▶ DIRECTIONS
With the pictures left out, copy the listing below exactly.

---------- INPUT MATERIAL ----------

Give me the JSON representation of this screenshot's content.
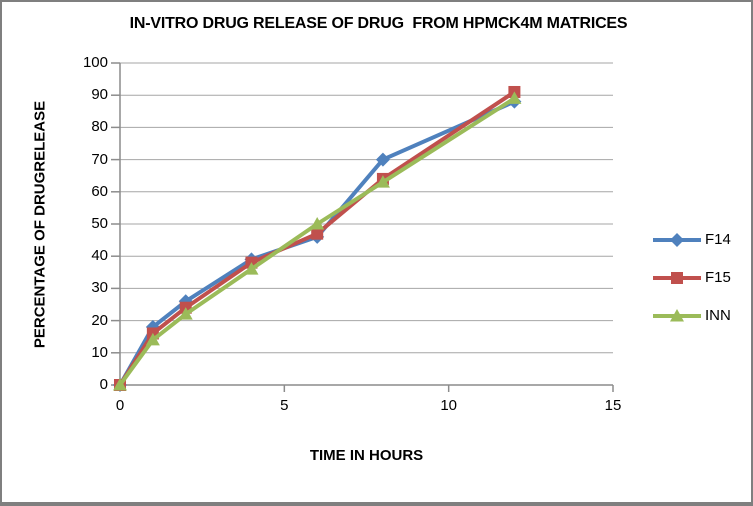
{
  "window": {
    "background": "#ffffff",
    "border_color": "#7f7f7f"
  },
  "chart_data": {
    "type": "line",
    "title": "IN-VITRO DRUG RELEASE OF DRUG  FROM HPMCK4M MATRICES",
    "xlabel": "TIME IN HOURS",
    "ylabel": "PERCENTAGE OF DRUGRELEASE",
    "x": [
      0,
      1,
      2,
      4,
      6,
      8,
      12
    ],
    "series": [
      {
        "name": "F14",
        "marker": "diamond",
        "color": "#4F81BD",
        "values": [
          0,
          18,
          26,
          39,
          46,
          70,
          88
        ]
      },
      {
        "name": "F15",
        "marker": "square",
        "color": "#C0504D",
        "values": [
          0,
          16,
          24,
          38,
          47,
          64,
          91
        ]
      },
      {
        "name": "INN",
        "marker": "triangle",
        "color": "#9BBB59",
        "values": [
          0,
          14,
          22,
          36,
          50,
          63,
          89
        ]
      }
    ],
    "xlim": [
      0,
      15
    ],
    "ylim": [
      0,
      100
    ],
    "xticks": [
      0,
      5,
      10,
      15
    ],
    "yticks": [
      0,
      10,
      20,
      30,
      40,
      50,
      60,
      70,
      80,
      90,
      100
    ],
    "grid": "horizontal",
    "legend_position": "right",
    "gridline_color": "#a6a6a6",
    "axis_color": "#8c8c8c",
    "text_color": "#000000",
    "line_width": 4
  }
}
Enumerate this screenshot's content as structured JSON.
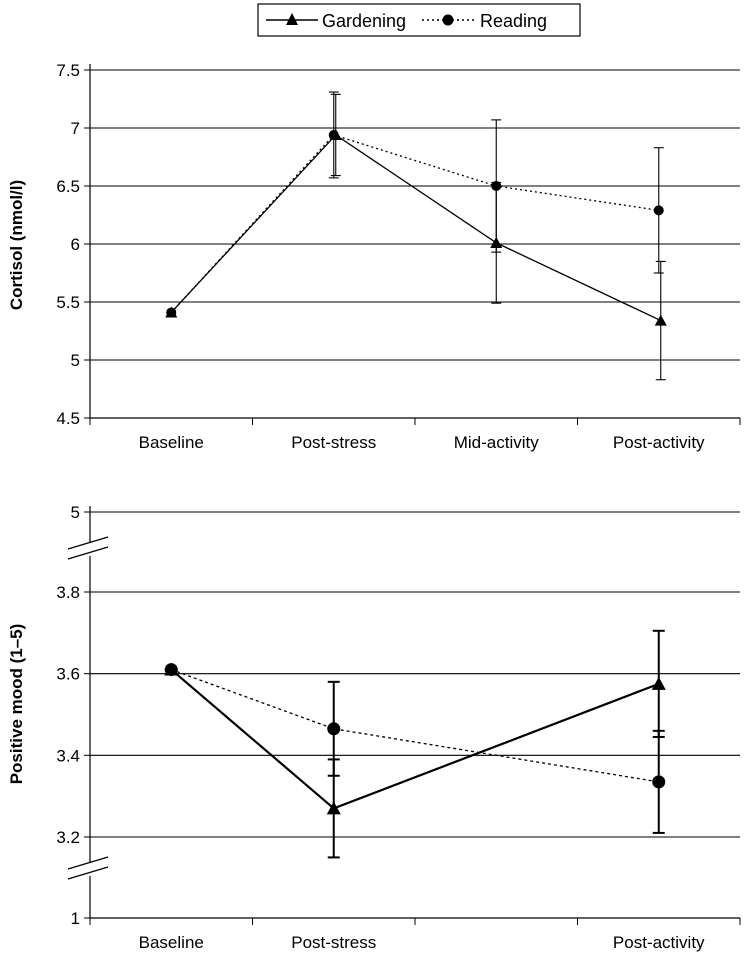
{
  "legend": [
    {
      "label": "Gardening",
      "marker": "triangle",
      "line": "solid"
    },
    {
      "label": "Reading",
      "marker": "circle",
      "line": "dotted"
    }
  ],
  "chart_data": [
    {
      "type": "line",
      "ylabel": "Cortisol (nmol/l)",
      "categories": [
        "Baseline",
        "Post-stress",
        "Mid-activity",
        "Post-activity"
      ],
      "yticks": [
        "4.5",
        "5",
        "5.5",
        "6",
        "6.5",
        "7",
        "7.5"
      ],
      "ylim": [
        4.5,
        7.5
      ],
      "grid": true,
      "legend_position": "top-center",
      "series": [
        {
          "name": "Gardening",
          "values": [
            5.41,
            6.94,
            6.01,
            5.34
          ],
          "error": [
            null,
            0.35,
            0.52,
            0.51
          ]
        },
        {
          "name": "Reading",
          "values": [
            5.41,
            6.94,
            6.5,
            6.29
          ],
          "error": [
            null,
            0.37,
            0.57,
            0.54
          ]
        }
      ]
    },
    {
      "type": "line",
      "ylabel": "Positive mood (1–5)",
      "categories": [
        "Baseline",
        "Post-stress",
        "Post-activity"
      ],
      "yticks": [
        "1",
        "3.2",
        "3.4",
        "3.6",
        "3.8",
        "5"
      ],
      "ylim": [
        1,
        5
      ],
      "axis_break": true,
      "grid": true,
      "series": [
        {
          "name": "Gardening",
          "values": [
            3.61,
            3.27,
            3.575
          ],
          "error": [
            null,
            0.12,
            0.13
          ]
        },
        {
          "name": "Reading",
          "values": [
            3.61,
            3.465,
            3.335
          ],
          "error": [
            null,
            0.115,
            0.125
          ]
        }
      ]
    }
  ]
}
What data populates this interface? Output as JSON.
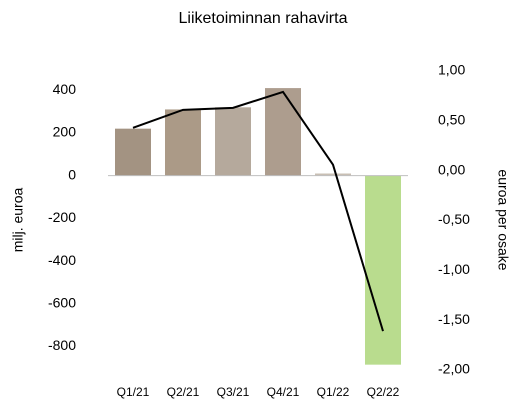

----------

▶ RESULT BELOW
Give me the JSON representation of this screenshot's content.
{
  "window": {
    "background": "#ffffff",
    "border_color": "#7f7f7f"
  },
  "chart_data": {
    "type": "line",
    "title": "IN-VITRO DRUG RELEASE OF DRUG  FROM HPMCK4M MATRICES",
    "xlabel": "TIME IN HOURS",
    "ylabel": "PERCENTAGE OF DRUGRELEASE",
    "x": [
      0,
      1,
      2,
      4,
      6,
      8,
      12
    ],
    "series": [
      {
        "name": "F14",
        "marker": "diamond",
        "color": "#4F81BD",
        "values": [
          0,
          18,
          26,
          39,
          46,
          70,
          88
        ]
      },
      {
        "name": "F15",
        "marker": "square",
        "color": "#C0504D",
        "values": [
          0,
          16,
          24,
          38,
          47,
          64,
          91
        ]
      },
      {
        "name": "INN",
        "marker": "triangle",
        "color": "#9BBB59",
        "values": [
          0,
          14,
          22,
          36,
          50,
          63,
          89
        ]
      }
    ],
    "xlim": [
      0,
      15
    ],
    "ylim": [
      0,
      100
    ],
    "xticks": [
      0,
      5,
      10,
      15
    ],
    "yticks": [
      0,
      10,
      20,
      30,
      40,
      50,
      60,
      70,
      80,
      90,
      100
    ],
    "grid": "horizontal",
    "legend_position": "right",
    "gridline_color": "#a6a6a6",
    "axis_color": "#8c8c8c",
    "text_color": "#000000",
    "line_width": 4
  }
}
Enumerate this screenshot's content as structured JSON.
{
  "legend": [
    {
      "label": "Gardening",
      "marker": "triangle",
      "line": "solid"
    },
    {
      "label": "Reading",
      "marker": "circle",
      "line": "dotted"
    }
  ],
  "chart_data": [
    {
      "type": "line",
      "ylabel": "Cortisol (nmol/l)",
      "categories": [
        "Baseline",
        "Post-stress",
        "Mid-activity",
        "Post-activity"
      ],
      "yticks": [
        "4.5",
        "5",
        "5.5",
        "6",
        "6.5",
        "7",
        "7.5"
      ],
      "ylim": [
        4.5,
        7.5
      ],
      "grid": true,
      "legend_position": "top-center",
      "series": [
        {
          "name": "Gardening",
          "values": [
            5.41,
            6.94,
            6.01,
            5.34
          ],
          "error": [
            null,
            0.35,
            0.52,
            0.51
          ]
        },
        {
          "name": "Reading",
          "values": [
            5.41,
            6.94,
            6.5,
            6.29
          ],
          "error": [
            null,
            0.37,
            0.57,
            0.54
          ]
        }
      ]
    },
    {
      "type": "line",
      "ylabel": "Positive mood (1–5)",
      "categories": [
        "Baseline",
        "Post-stress",
        "Post-activity"
      ],
      "yticks": [
        "1",
        "3.2",
        "3.4",
        "3.6",
        "3.8",
        "5"
      ],
      "ylim": [
        1,
        5
      ],
      "axis_break": true,
      "grid": true,
      "series": [
        {
          "name": "Gardening",
          "values": [
            3.61,
            3.27,
            3.575
          ],
          "error": [
            null,
            0.12,
            0.13
          ]
        },
        {
          "name": "Reading",
          "values": [
            3.61,
            3.465,
            3.335
          ],
          "error": [
            null,
            0.115,
            0.125
          ]
        }
      ]
    }
  ]
}
What data populates this interface? Output as JSON.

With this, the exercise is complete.